#### [Records supplied]
=======

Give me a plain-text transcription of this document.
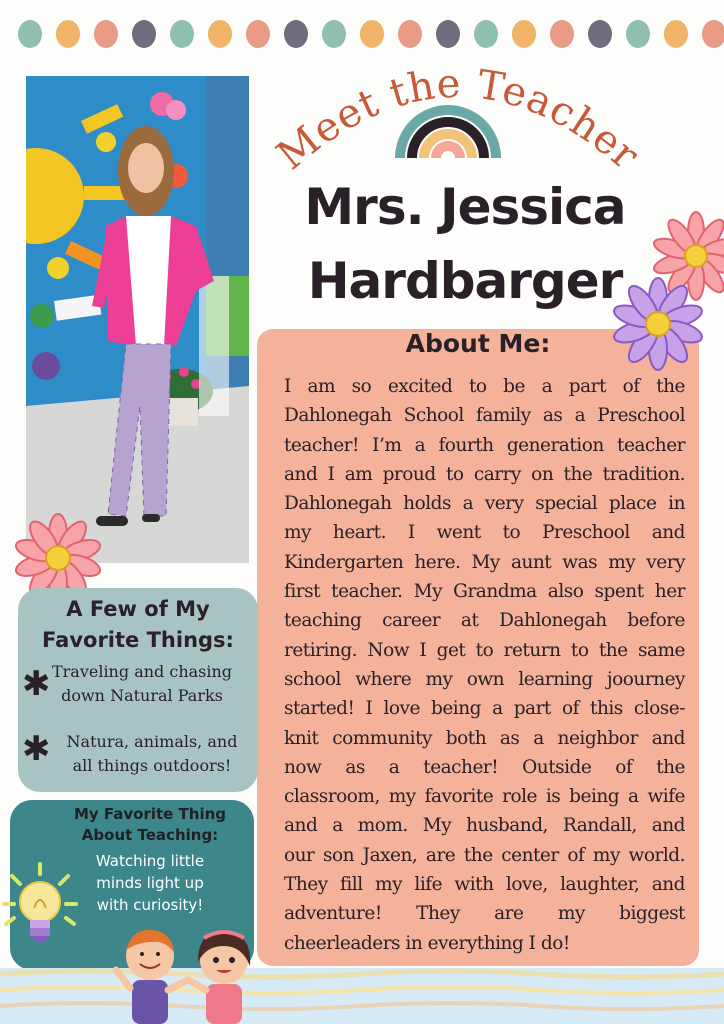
Meet the Teacher
Mrs. Jessica
Hardbarger
About Me:
I am so excited to be a part of the
Dahlonegah School family as a Preschool
teacher! I’m a fourth generation teacher
and I am proud to carry on the tradition.
Dahlonegah holds a very special place in
my heart. I went to Preschool and
Kindergarten here. My aunt was my very
first teacher. My Grandma also spent her
teaching career at Dahlonegah before
retiring. Now I get to return to the same
school where my own learning joourney
started! I love being a part of this close-
knit community both as a neighbor and
now as a teacher! Outside of the
classroom, my favorite role is being a wife
and a mom. My husband, Randall, and
our son Jaxen, are the center of my world.
They fill my life with love, laughter, and
adventure! They are my biggest
cheerleaders in everything I do!
A Few of My
Favorite Things:
✱ Traveling and chasing
down Natural Parks
✱	Natura, animals, and
all things outdoors!
My Favorite Thing
About Teaching:
Watching little
minds light up
with curiosity!
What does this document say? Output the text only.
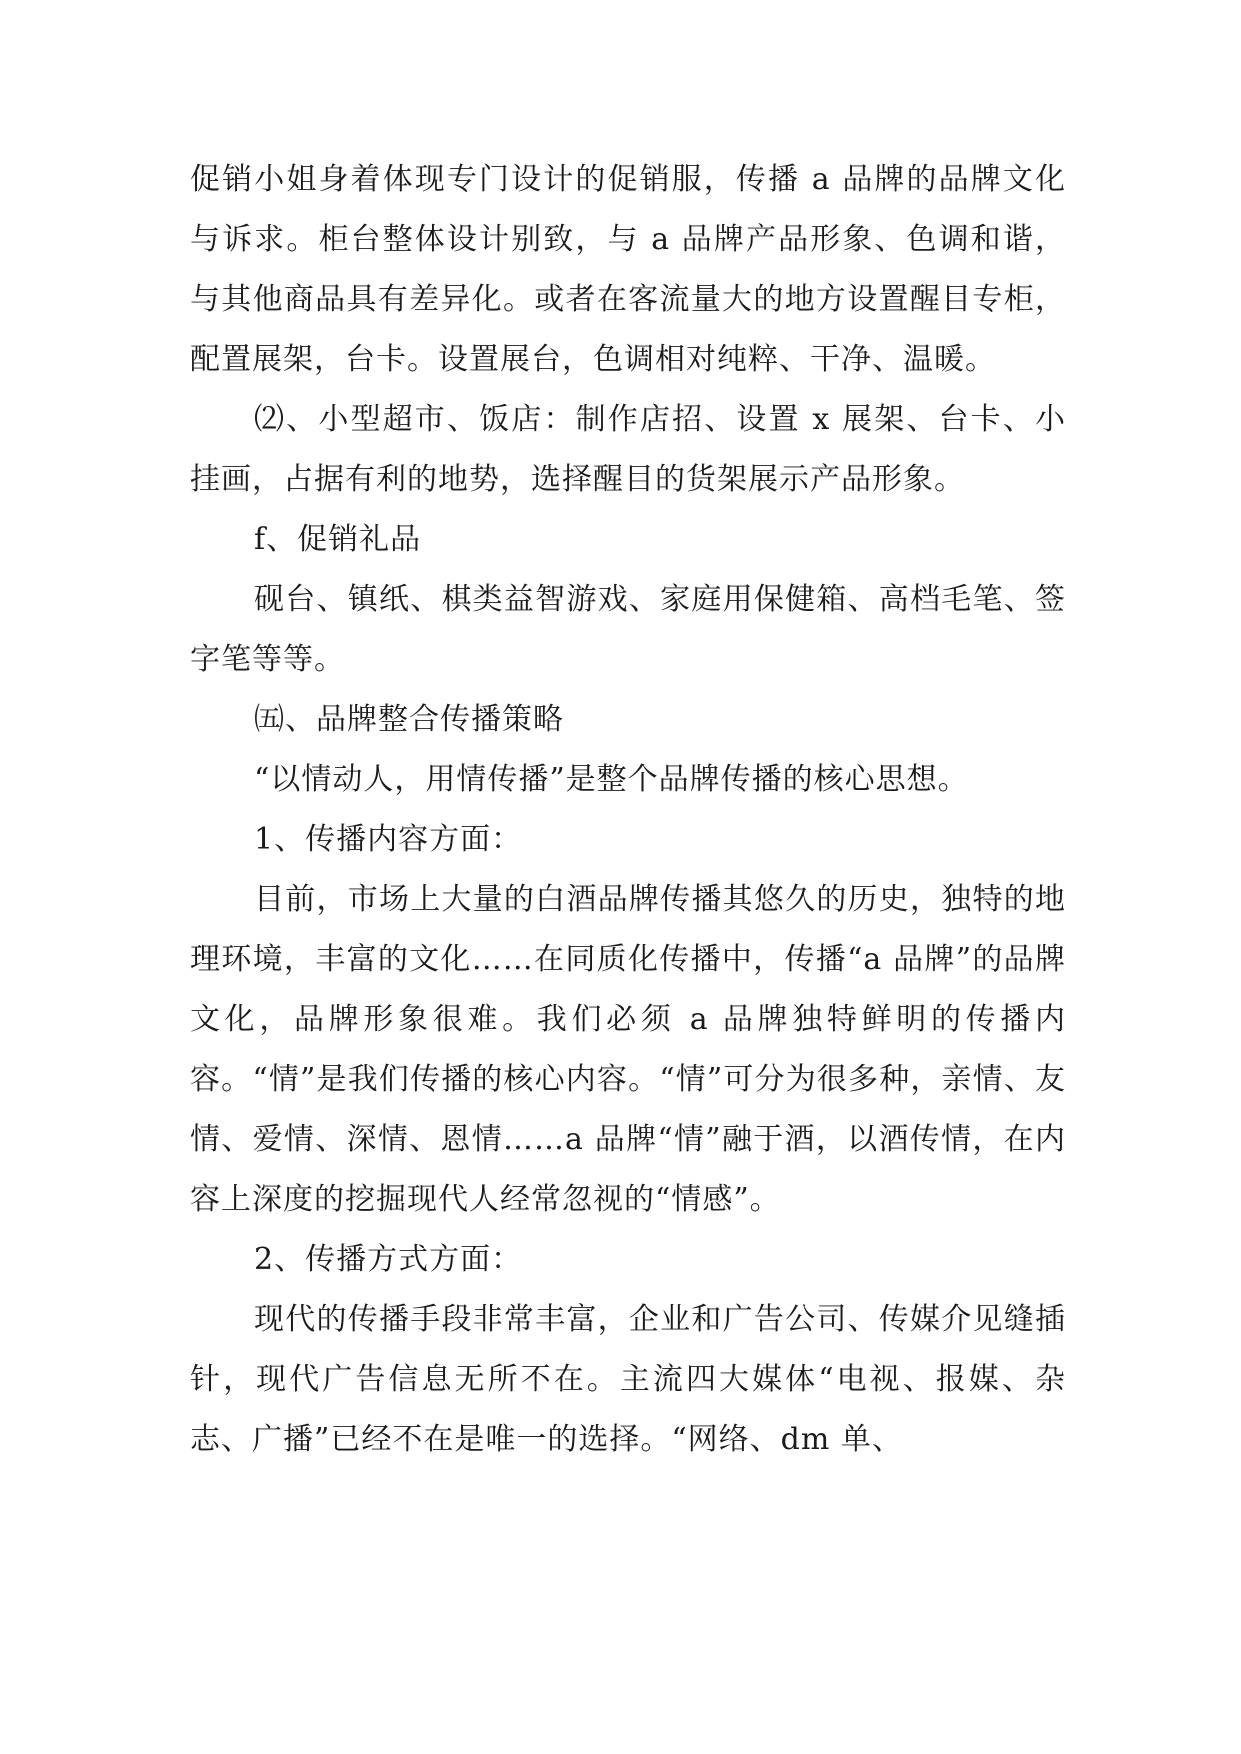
促销小姐身着体现专门设计的促销服，传播 a 品牌的品牌文化与诉求。柜台整体设计别致，与 a 品牌产品形象、色调和谐，与其他商品具有差异化。或者在客流量大的地方设置醒目专柜，配置展架，台卡。设置展台，色调相对纯粹、干净、温暖。

⑵、小型超市、饭店：制作店招、设置 x 展架、台卡、小挂画，占据有利的地势，选择醒目的货架展示产品形象。

f、促销礼品

砚台、镇纸、棋类益智游戏、家庭用保健箱、高档毛笔、签字笔等等。

㈤、品牌整合传播策略

“以情动人，用情传播”是整个品牌传播的核心思想。

1、传播内容方面：

目前，市场上大量的白酒品牌传播其悠久的历史，独特的地理环境，丰富的文化……在同质化传播中，传播“a 品牌”的品牌文化，品牌形象很难。我们必须 a 品牌独特鲜明的传播内容。“情”是我们传播的核心内容。“情”可分为很多种，亲情、友情、爱情、深情、恩情……a 品牌“情”融于酒，以酒传情，在内容上深度的挖掘现代人经常忽视的“情感”。

2、传播方式方面：

现代的传播手段非常丰富，企业和广告公司、传媒介见缝插针，现代广告信息无所不在。主流四大媒体“电视、报媒、杂志、广播”已经不在是唯一的选择。“网络、dm 单、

=======

#### [Given instruction]
Your copy should repeat each entry above exactly but contain no pictures.

#### [Solution for this task]
Give me a plain-text transcription of this document.
Meet the Teacher
Mrs. Jessica
Hardbarger
About Me:
I am so excited to be a part of the
Dahlonegah School family as a Preschool
teacher! I’m a fourth generation teacher
and I am proud to carry on the tradition.
Dahlonegah holds a very special place in
my heart. I went to Preschool and
Kindergarten here. My aunt was my very
first teacher. My Grandma also spent her
teaching career at Dahlonegah before
retiring. Now I get to return to the same
school where my own learning joourney
started! I love being a part of this close-
knit community both as a neighbor and
now as a teacher! Outside of the
classroom, my favorite role is being a wife
and a mom. My husband, Randall, and
our son Jaxen, are the center of my world.
They fill my life with love, laughter, and
adventure! They are my biggest
cheerleaders in everything I do!
A Few of My
Favorite Things:
✱ Traveling and chasing
down Natural Parks
✱	Natura, animals, and
all things outdoors!
My Favorite Thing
About Teaching:
Watching little
minds light up
with curiosity!
What does this document say? Output the text only.
促销小姐身着体现专门设计的促销服，传播 a 品牌的品牌文化与诉求。柜台整体设计别致，与 a 品牌产品形象、色调和谐，与其他商品具有差异化。或者在客流量大的地方设置醒目专柜，配置展架，台卡。设置展台，色调相对纯粹、干净、温暖。

⑵、小型超市、饭店：制作店招、设置 x 展架、台卡、小挂画，占据有利的地势，选择醒目的货架展示产品形象。

f、促销礼品

砚台、镇纸、棋类益智游戏、家庭用保健箱、高档毛笔、签字笔等等。

㈤、品牌整合传播策略

“以情动人，用情传播”是整个品牌传播的核心思想。

1、传播内容方面：

目前，市场上大量的白酒品牌传播其悠久的历史，独特的地理环境，丰富的文化……在同质化传播中，传播“a 品牌”的品牌文化，品牌形象很难。我们必须 a 品牌独特鲜明的传播内容。“情”是我们传播的核心内容。“情”可分为很多种，亲情、友情、爱情、深情、恩情……a 品牌“情”融于酒，以酒传情，在内容上深度的挖掘现代人经常忽视的“情感”。

2、传播方式方面：

现代的传播手段非常丰富，企业和广告公司、传媒介见缝插针，现代广告信息无所不在。主流四大媒体“电视、报媒、杂志、广播”已经不在是唯一的选择。“网络、dm 单、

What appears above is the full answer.